#### Requirements
How many lines in the records below hold the string "Performance"? Answer with the number alone.

#### Material to process
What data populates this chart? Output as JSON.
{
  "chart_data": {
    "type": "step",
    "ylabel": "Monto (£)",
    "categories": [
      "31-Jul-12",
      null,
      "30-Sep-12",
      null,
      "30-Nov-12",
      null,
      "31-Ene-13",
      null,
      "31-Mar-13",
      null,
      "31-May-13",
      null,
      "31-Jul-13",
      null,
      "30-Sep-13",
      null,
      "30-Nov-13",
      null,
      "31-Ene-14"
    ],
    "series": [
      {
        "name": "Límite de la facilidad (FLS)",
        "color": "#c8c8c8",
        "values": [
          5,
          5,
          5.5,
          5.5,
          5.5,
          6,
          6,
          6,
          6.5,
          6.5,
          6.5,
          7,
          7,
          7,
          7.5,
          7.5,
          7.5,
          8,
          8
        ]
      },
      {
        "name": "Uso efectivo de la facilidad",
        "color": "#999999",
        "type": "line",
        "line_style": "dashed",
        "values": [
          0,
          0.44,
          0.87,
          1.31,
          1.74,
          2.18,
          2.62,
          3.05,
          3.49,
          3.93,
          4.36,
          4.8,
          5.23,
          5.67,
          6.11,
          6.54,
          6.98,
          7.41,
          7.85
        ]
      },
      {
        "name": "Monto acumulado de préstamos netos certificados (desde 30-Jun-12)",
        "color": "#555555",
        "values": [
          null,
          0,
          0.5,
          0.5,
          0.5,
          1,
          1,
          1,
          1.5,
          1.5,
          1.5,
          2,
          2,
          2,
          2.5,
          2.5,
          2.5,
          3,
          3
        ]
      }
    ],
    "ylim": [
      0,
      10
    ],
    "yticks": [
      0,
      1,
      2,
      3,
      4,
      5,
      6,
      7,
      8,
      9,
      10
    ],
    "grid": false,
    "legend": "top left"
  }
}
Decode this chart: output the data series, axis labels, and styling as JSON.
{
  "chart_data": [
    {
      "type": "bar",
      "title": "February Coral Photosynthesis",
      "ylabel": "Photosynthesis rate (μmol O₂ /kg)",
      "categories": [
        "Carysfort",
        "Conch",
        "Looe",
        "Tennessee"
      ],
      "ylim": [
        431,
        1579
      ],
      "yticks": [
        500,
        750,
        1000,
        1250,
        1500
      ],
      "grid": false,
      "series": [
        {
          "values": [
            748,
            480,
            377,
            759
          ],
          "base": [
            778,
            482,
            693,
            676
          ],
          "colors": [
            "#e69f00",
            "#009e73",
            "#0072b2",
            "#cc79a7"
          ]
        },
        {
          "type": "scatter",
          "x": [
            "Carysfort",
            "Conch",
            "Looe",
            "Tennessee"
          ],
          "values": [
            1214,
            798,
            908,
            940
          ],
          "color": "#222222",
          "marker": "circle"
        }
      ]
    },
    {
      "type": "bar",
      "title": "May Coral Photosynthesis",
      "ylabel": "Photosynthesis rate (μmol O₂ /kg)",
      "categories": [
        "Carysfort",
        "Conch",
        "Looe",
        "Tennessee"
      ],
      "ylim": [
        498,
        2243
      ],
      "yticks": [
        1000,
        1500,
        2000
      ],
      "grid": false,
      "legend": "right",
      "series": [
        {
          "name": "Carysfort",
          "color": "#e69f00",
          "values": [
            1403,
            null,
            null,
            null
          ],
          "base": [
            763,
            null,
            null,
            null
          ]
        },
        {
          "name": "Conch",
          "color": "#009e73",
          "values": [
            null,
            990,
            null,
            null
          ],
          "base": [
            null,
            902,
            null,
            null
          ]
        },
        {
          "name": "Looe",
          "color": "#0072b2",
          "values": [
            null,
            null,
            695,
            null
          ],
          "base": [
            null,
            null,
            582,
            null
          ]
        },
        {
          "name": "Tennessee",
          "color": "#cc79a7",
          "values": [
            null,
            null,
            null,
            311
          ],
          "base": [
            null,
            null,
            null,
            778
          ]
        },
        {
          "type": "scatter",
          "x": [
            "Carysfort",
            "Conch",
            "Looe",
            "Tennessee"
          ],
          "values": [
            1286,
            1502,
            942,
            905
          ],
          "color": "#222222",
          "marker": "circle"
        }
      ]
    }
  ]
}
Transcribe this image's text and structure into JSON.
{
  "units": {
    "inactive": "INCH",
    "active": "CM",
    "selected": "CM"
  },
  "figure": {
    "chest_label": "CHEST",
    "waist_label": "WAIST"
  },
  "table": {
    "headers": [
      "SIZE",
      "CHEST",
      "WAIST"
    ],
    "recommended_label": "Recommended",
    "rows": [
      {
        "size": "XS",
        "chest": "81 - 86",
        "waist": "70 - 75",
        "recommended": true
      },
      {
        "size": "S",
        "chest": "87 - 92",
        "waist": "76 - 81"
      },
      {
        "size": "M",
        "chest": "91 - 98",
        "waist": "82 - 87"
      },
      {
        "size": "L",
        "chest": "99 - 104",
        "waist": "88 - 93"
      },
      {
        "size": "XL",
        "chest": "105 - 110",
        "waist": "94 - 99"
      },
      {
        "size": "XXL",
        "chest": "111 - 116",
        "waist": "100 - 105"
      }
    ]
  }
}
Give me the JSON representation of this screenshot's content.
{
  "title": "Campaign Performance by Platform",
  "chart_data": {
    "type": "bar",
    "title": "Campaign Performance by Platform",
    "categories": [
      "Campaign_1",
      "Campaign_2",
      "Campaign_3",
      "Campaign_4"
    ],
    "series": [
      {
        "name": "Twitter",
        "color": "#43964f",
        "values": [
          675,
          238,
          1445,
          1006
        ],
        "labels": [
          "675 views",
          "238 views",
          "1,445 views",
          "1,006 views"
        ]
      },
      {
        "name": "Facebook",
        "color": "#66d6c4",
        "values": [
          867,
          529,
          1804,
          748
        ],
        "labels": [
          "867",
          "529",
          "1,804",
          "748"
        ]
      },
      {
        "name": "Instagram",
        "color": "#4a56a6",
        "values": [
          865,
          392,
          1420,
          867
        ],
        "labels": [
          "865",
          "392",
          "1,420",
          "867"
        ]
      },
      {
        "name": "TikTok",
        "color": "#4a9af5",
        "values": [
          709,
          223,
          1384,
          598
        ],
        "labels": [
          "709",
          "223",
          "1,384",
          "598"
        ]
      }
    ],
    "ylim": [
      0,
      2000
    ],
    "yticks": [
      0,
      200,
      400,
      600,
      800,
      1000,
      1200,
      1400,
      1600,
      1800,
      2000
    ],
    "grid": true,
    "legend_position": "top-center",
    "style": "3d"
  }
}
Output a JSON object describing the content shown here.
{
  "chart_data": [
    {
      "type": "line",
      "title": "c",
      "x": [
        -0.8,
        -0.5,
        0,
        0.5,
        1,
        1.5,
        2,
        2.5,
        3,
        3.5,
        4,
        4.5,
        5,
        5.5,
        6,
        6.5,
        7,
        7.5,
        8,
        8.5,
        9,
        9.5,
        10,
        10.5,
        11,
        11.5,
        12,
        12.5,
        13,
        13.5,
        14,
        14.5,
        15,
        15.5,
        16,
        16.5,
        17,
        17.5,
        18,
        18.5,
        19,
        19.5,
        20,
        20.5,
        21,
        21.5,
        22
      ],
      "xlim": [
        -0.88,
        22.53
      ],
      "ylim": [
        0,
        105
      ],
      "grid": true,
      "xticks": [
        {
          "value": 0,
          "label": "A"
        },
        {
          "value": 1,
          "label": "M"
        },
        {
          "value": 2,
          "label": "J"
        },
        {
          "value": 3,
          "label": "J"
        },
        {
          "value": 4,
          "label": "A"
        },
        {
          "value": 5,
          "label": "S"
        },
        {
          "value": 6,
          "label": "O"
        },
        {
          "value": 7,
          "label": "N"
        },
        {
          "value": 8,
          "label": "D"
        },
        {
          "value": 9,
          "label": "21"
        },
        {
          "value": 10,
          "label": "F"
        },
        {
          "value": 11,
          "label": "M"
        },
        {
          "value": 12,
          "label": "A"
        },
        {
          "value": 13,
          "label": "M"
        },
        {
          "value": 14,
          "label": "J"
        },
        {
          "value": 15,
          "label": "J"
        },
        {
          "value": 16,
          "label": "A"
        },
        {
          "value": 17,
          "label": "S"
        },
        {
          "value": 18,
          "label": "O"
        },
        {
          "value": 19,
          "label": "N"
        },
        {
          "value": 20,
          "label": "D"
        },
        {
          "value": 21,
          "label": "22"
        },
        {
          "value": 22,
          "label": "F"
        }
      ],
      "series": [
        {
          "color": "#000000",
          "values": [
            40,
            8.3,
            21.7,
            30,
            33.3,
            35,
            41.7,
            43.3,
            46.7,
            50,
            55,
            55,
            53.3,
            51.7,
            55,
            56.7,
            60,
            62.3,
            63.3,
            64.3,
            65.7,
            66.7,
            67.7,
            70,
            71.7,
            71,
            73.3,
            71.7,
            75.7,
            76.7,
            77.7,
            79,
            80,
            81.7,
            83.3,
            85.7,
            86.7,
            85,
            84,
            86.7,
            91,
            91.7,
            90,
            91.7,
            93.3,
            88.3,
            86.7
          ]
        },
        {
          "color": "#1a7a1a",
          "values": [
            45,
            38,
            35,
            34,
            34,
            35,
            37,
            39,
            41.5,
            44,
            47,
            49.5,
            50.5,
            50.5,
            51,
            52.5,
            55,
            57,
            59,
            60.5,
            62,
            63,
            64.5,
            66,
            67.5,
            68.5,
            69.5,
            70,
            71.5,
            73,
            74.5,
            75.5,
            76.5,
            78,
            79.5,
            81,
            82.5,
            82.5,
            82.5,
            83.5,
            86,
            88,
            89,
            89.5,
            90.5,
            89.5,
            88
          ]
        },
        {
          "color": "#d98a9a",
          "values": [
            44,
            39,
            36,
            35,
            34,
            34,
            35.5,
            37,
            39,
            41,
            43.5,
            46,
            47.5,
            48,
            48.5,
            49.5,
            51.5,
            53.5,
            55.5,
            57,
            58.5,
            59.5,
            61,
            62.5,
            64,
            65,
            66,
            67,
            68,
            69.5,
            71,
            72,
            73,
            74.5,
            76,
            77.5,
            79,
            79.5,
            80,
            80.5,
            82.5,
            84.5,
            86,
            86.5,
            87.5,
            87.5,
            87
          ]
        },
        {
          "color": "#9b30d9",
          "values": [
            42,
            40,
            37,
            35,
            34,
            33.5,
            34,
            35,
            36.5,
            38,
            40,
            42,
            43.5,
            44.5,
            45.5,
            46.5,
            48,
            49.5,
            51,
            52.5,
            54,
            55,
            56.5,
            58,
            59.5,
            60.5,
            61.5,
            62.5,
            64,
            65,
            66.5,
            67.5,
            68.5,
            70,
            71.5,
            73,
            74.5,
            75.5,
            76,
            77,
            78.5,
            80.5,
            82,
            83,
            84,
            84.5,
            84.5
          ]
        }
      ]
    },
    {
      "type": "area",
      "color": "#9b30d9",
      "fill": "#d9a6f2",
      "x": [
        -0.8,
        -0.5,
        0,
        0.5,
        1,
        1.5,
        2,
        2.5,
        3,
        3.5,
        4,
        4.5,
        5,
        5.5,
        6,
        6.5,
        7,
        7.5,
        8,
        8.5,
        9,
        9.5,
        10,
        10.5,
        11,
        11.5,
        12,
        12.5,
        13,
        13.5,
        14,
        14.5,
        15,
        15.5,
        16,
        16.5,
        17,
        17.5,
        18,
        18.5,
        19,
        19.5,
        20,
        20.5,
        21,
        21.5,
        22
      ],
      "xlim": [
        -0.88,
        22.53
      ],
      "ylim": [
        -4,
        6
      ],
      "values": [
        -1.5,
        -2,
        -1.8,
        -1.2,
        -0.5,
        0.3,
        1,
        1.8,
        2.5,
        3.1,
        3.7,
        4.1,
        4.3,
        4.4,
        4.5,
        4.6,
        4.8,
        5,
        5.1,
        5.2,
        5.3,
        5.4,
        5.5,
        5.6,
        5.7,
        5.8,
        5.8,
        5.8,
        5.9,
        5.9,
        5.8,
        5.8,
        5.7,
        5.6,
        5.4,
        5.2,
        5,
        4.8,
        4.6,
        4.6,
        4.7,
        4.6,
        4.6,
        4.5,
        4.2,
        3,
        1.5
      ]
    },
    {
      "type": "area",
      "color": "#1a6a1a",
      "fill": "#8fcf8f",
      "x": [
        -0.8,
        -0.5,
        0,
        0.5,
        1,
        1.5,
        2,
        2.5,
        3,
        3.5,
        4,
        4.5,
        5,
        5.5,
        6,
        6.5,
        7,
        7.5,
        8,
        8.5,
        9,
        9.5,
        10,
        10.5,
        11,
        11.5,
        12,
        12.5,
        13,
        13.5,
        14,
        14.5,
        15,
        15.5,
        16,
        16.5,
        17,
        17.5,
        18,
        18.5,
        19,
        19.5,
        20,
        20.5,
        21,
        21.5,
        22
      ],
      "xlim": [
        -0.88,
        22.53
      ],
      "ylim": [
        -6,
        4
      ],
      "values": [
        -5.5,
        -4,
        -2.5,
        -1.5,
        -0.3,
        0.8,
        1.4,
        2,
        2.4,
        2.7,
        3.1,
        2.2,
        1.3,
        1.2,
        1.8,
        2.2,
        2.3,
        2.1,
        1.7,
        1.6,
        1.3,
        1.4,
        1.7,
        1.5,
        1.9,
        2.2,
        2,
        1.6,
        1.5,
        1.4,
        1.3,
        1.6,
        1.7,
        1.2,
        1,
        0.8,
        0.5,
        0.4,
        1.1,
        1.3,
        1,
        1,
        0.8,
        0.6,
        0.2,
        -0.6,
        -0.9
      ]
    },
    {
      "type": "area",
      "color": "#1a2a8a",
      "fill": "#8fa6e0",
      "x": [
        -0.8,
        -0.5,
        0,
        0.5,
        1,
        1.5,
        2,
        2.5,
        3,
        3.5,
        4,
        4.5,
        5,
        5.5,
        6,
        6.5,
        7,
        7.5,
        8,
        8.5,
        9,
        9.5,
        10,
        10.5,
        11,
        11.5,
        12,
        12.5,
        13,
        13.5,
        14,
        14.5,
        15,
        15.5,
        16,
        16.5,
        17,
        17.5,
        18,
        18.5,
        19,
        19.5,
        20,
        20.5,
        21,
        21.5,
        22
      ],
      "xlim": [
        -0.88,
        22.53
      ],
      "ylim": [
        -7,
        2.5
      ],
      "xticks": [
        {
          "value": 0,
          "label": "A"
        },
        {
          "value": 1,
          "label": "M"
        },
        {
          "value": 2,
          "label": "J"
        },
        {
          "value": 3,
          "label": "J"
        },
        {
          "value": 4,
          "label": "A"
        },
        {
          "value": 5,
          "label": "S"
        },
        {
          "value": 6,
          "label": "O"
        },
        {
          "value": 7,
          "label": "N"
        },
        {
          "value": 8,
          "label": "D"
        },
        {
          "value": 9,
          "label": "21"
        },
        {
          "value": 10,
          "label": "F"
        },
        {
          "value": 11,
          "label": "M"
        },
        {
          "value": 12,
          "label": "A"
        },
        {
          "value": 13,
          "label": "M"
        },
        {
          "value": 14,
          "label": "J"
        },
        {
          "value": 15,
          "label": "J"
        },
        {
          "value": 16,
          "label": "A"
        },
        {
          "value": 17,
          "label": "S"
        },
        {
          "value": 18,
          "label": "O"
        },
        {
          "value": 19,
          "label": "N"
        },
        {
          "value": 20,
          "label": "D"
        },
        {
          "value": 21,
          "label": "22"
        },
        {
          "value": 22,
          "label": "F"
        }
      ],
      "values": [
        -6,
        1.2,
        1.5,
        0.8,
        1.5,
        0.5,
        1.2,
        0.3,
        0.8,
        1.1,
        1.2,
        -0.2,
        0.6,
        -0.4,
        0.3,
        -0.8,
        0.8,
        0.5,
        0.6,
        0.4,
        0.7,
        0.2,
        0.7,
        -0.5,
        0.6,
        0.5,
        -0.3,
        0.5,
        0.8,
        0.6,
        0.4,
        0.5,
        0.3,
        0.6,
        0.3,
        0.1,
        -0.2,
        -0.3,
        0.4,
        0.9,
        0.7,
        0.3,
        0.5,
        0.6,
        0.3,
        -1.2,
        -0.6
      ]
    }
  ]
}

#### Exercise result
2